Without skipping anything, write out each record below exactly.

----- Listed entries

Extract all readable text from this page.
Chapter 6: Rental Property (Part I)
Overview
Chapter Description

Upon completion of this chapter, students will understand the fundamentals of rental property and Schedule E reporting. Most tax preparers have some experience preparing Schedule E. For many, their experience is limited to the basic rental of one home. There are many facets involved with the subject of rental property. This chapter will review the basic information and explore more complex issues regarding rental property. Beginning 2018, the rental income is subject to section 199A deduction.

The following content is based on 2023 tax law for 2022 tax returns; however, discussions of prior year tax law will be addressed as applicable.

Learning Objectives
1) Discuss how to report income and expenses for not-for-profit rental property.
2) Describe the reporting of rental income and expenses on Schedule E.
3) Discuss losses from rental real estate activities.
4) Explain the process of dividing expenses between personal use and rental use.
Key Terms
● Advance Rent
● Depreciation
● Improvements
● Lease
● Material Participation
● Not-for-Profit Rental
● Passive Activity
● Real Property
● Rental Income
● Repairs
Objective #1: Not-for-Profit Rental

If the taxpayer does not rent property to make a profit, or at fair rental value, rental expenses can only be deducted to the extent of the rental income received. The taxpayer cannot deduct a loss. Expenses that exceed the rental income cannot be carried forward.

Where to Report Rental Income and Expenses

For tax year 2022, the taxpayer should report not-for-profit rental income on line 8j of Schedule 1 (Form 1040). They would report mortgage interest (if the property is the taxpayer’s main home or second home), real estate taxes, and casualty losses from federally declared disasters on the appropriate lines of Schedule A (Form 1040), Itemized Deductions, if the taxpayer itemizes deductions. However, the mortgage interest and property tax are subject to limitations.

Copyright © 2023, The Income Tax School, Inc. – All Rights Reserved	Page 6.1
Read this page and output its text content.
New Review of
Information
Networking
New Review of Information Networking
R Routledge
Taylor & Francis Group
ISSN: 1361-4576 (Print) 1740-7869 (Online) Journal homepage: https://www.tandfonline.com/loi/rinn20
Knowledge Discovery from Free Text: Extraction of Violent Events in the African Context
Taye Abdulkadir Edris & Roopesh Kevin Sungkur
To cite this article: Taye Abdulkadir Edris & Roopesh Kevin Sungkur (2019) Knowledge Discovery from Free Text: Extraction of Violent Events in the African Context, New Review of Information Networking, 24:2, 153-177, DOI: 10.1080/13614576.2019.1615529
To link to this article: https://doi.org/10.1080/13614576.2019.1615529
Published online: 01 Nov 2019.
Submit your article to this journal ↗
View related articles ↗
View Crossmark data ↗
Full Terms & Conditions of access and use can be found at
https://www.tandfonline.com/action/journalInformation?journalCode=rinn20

----------

▸ **Written solution**
Extract all readable text from this page.
Chapter 6: Rental Property (Part I)
Overview
Chapter Description

Upon completion of this chapter, students will understand the fundamentals of rental property and Schedule E reporting. Most tax preparers have some experience preparing Schedule E. For many, their experience is limited to the basic rental of one home. There are many facets involved with the subject of rental property. This chapter will review the basic information and explore more complex issues regarding rental property. Beginning 2018, the rental income is subject to section 199A deduction.

The following content is based on 2023 tax law for 2022 tax returns; however, discussions of prior year tax law will be addressed as applicable.

Learning Objectives
1) Discuss how to report income and expenses for not-for-profit rental property.
2) Describe the reporting of rental income and expenses on Schedule E.
3) Discuss losses from rental real estate activities.
4) Explain the process of dividing expenses between personal use and rental use.
Key Terms
● Advance Rent
● Depreciation
● Improvements
● Lease
● Material Participation
● Not-for-Profit Rental
● Passive Activity
● Real Property
● Rental Income
● Repairs
Objective #1: Not-for-Profit Rental

If the taxpayer does not rent property to make a profit, or at fair rental value, rental expenses can only be deducted to the extent of the rental income received. The taxpayer cannot deduct a loss. Expenses that exceed the rental income cannot be carried forward.

Where to Report Rental Income and Expenses

For tax year 2022, the taxpayer should report not-for-profit rental income on line 8j of Schedule 1 (Form 1040). They would report mortgage interest (if the property is the taxpayer’s main home or second home), real estate taxes, and casualty losses from federally declared disasters on the appropriate lines of Schedule A (Form 1040), Itemized Deductions, if the taxpayer itemizes deductions. However, the mortgage interest and property tax are subject to limitations.

Copyright © 2023, The Income Tax School, Inc. – All Rights Reserved	Page 6.1
Read this page and output its text content.
New Review of
Information
Networking
New Review of Information Networking
R Routledge
Taylor & Francis Group
ISSN: 1361-4576 (Print) 1740-7869 (Online) Journal homepage: https://www.tandfonline.com/loi/rinn20
Knowledge Discovery from Free Text: Extraction of Violent Events in the African Context
Taye Abdulkadir Edris & Roopesh Kevin Sungkur
To cite this article: Taye Abdulkadir Edris & Roopesh Kevin Sungkur (2019) Knowledge Discovery from Free Text: Extraction of Violent Events in the African Context, New Review of Information Networking, 24:2, 153-177, DOI: 10.1080/13614576.2019.1615529
To link to this article: https://doi.org/10.1080/13614576.2019.1615529
Published online: 01 Nov 2019.
Submit your article to this journal ↗
View related articles ↗
View Crossmark data ↗
Full Terms & Conditions of access and use can be found at
https://www.tandfonline.com/action/journalInformation?journalCode=rinn20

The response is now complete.